---------- Given records ----------
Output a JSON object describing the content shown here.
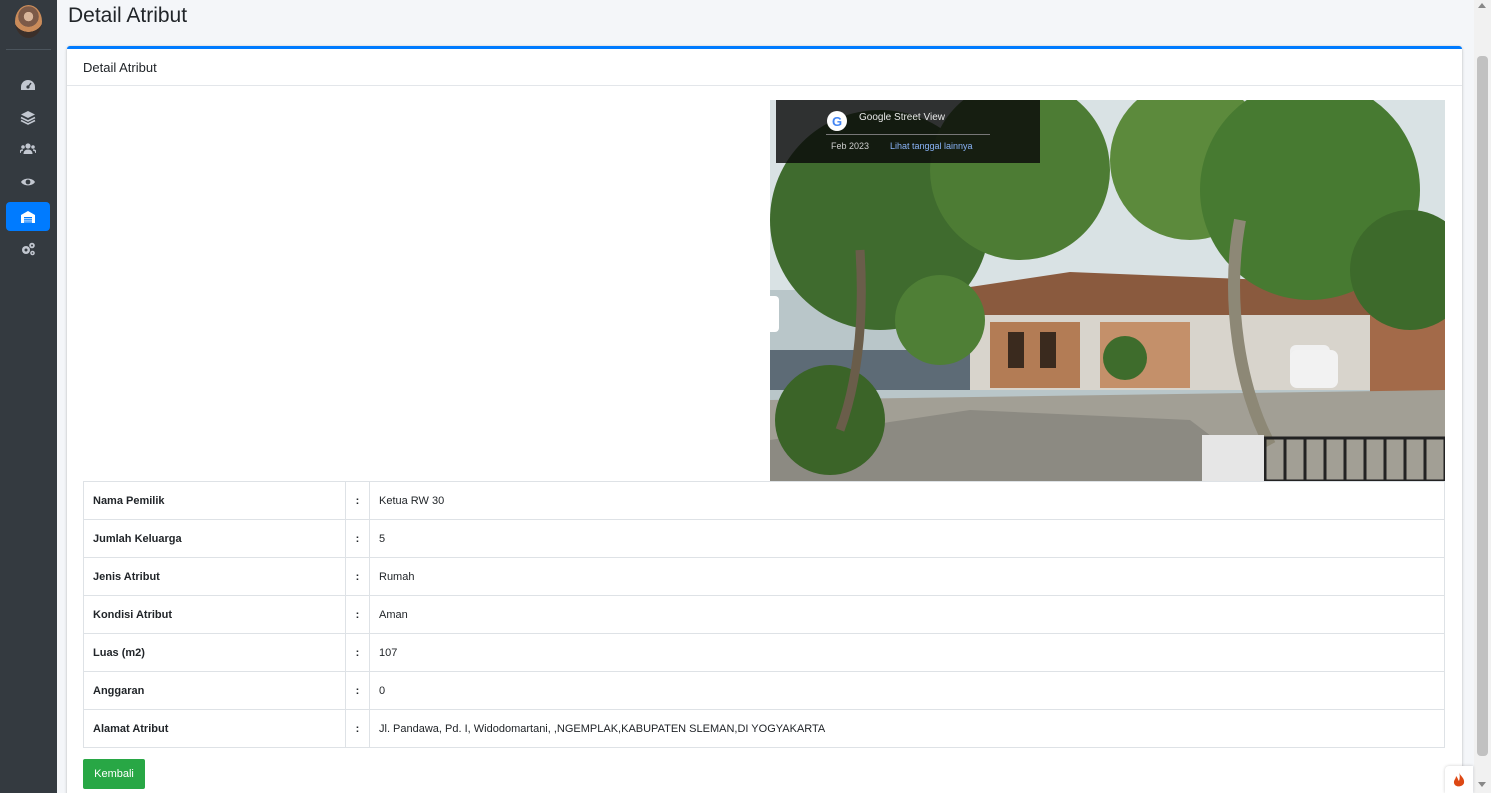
{
  "page": {
    "title": "Detail Atribut"
  },
  "card": {
    "header": "Detail Atribut"
  },
  "photo": {
    "source_label": "Google Street View",
    "date": "Feb 2023",
    "more_dates_link": "Lihat tanggal lainnya"
  },
  "details": [
    {
      "label": "Nama Pemilik",
      "sep": ":",
      "value": "Ketua RW 30"
    },
    {
      "label": "Jumlah Keluarga",
      "sep": ":",
      "value": "5"
    },
    {
      "label": "Jenis Atribut",
      "sep": ":",
      "value": "Rumah"
    },
    {
      "label": "Kondisi Atribut",
      "sep": ":",
      "value": "Aman"
    },
    {
      "label": "Luas (m2)",
      "sep": ":",
      "value": "107"
    },
    {
      "label": "Anggaran",
      "sep": ":",
      "value": "0"
    },
    {
      "label": "Alamat Atribut",
      "sep": ":",
      "value": "Jl. Pandawa, Pd. I, Widodomartani, ,NGEMPLAK,KABUPATEN SLEMAN,DI YOGYAKARTA"
    }
  ],
  "actions": {
    "back_label": "Kembali"
  },
  "sidebar": {
    "items": [
      {
        "icon": "dashboard-icon"
      },
      {
        "icon": "layers-icon"
      },
      {
        "icon": "users-icon"
      },
      {
        "icon": "eye-icon"
      },
      {
        "icon": "warehouse-icon",
        "active": true
      },
      {
        "icon": "gears-icon"
      }
    ]
  },
  "colors": {
    "accent": "#007bff",
    "sidebar": "#343a40",
    "success": "#28a745"
  }
}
----------
What the exercise asks
Leave out all pictures, then copy the remaining material exactly.

Finished exercise
Output a JSON object describing the content shown here.
{
  "page": {
    "title": "Detail Atribut"
  },
  "card": {
    "header": "Detail Atribut"
  },
  "photo": {
    "source_label": "Google Street View",
    "date": "Feb 2023",
    "more_dates_link": "Lihat tanggal lainnya"
  },
  "details": [
    {
      "label": "Nama Pemilik",
      "sep": ":",
      "value": "Ketua RW 30"
    },
    {
      "label": "Jumlah Keluarga",
      "sep": ":",
      "value": "5"
    },
    {
      "label": "Jenis Atribut",
      "sep": ":",
      "value": "Rumah"
    },
    {
      "label": "Kondisi Atribut",
      "sep": ":",
      "value": "Aman"
    },
    {
      "label": "Luas (m2)",
      "sep": ":",
      "value": "107"
    },
    {
      "label": "Anggaran",
      "sep": ":",
      "value": "0"
    },
    {
      "label": "Alamat Atribut",
      "sep": ":",
      "value": "Jl. Pandawa, Pd. I, Widodomartani, ,NGEMPLAK,KABUPATEN SLEMAN,DI YOGYAKARTA"
    }
  ],
  "actions": {
    "back_label": "Kembali"
  },
  "sidebar": {
    "items": [
      {
        "icon": "dashboard-icon"
      },
      {
        "icon": "layers-icon"
      },
      {
        "icon": "users-icon"
      },
      {
        "icon": "eye-icon"
      },
      {
        "icon": "warehouse-icon",
        "active": true
      },
      {
        "icon": "gears-icon"
      }
    ]
  },
  "colors": {
    "accent": "#007bff",
    "sidebar": "#343a40",
    "success": "#28a745"
  }
}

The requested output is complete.